SHORT PROBLEM » Repeat the listing exactly as given, omitting every image.

WORKING DATA »
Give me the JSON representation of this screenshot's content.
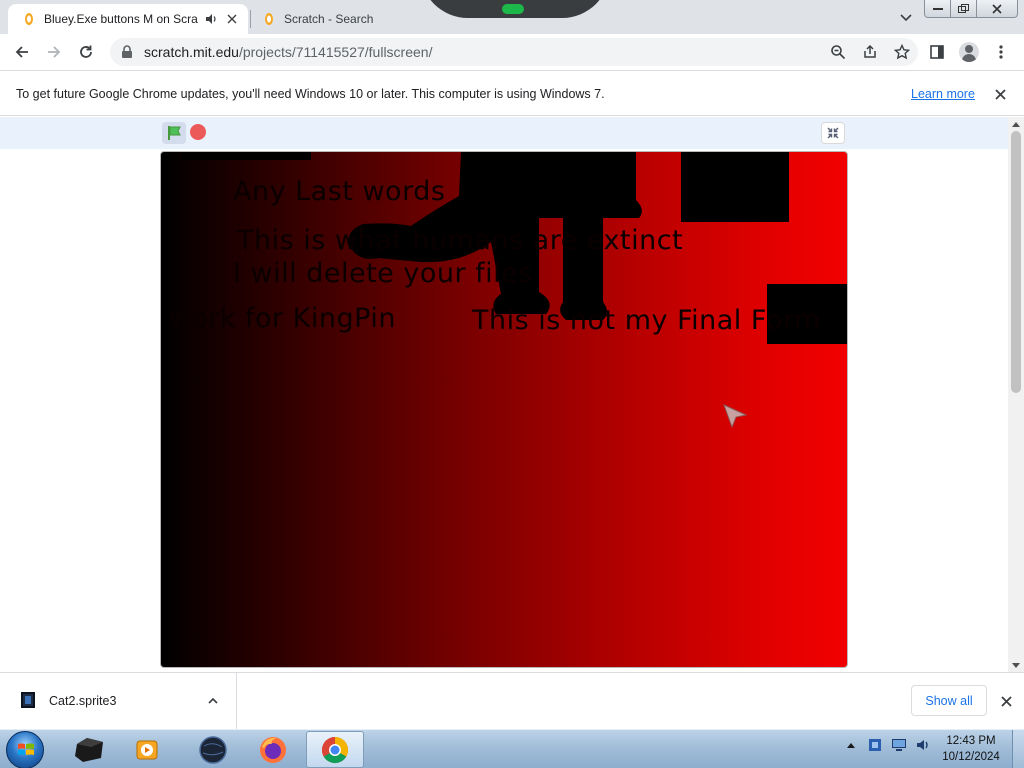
{
  "browser": {
    "tabs": [
      {
        "title": "Bluey.Exe buttons M on Scra",
        "active": true,
        "audio": true
      },
      {
        "title": "Scratch - Search",
        "active": false
      }
    ],
    "url": {
      "host": "scratch.mit.edu",
      "path": "/projects/711415527/fullscreen/"
    }
  },
  "infobar": {
    "message": "To get future Google Chrome updates, you'll need Windows 10 or later. This computer is using Windows 7.",
    "link": "Learn more"
  },
  "stage": {
    "texts": {
      "line1": "Any Last words",
      "line2": "This is what humans are extinct",
      "line3": "I will delete your files",
      "line4a": "I work for KingPin",
      "line4b": "This is not my Final Form"
    },
    "gradient_colors": [
      "#000000",
      "#7a0000",
      "#f20000"
    ]
  },
  "downloads": {
    "file": "Cat2.sprite3",
    "show_all": "Show all"
  },
  "taskbar": {
    "apps": [
      "media-app",
      "media-player",
      "globe-app",
      "firefox",
      "chrome"
    ],
    "clock": {
      "time": "12:43 PM",
      "date": "10/12/2024"
    }
  },
  "colors": {
    "accent": "#1a73e8",
    "stop": "#ec5959",
    "flag": "#4cbf56"
  }
}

RESULT »
Give me the JSON representation of this screenshot's content.
{
  "browser": {
    "tabs": [
      {
        "title": "Bluey.Exe buttons M on Scra",
        "active": true,
        "audio": true
      },
      {
        "title": "Scratch - Search",
        "active": false
      }
    ],
    "url": {
      "host": "scratch.mit.edu",
      "path": "/projects/711415527/fullscreen/"
    }
  },
  "infobar": {
    "message": "To get future Google Chrome updates, you'll need Windows 10 or later. This computer is using Windows 7.",
    "link": "Learn more"
  },
  "stage": {
    "texts": {
      "line1": "Any Last words",
      "line2": "This is what humans are extinct",
      "line3": "I will delete your files",
      "line4a": "I work for KingPin",
      "line4b": "This is not my Final Form"
    },
    "gradient_colors": [
      "#000000",
      "#7a0000",
      "#f20000"
    ]
  },
  "downloads": {
    "file": "Cat2.sprite3",
    "show_all": "Show all"
  },
  "taskbar": {
    "apps": [
      "media-app",
      "media-player",
      "globe-app",
      "firefox",
      "chrome"
    ],
    "clock": {
      "time": "12:43 PM",
      "date": "10/12/2024"
    }
  },
  "colors": {
    "accent": "#1a73e8",
    "stop": "#ec5959",
    "flag": "#4cbf56"
  }
}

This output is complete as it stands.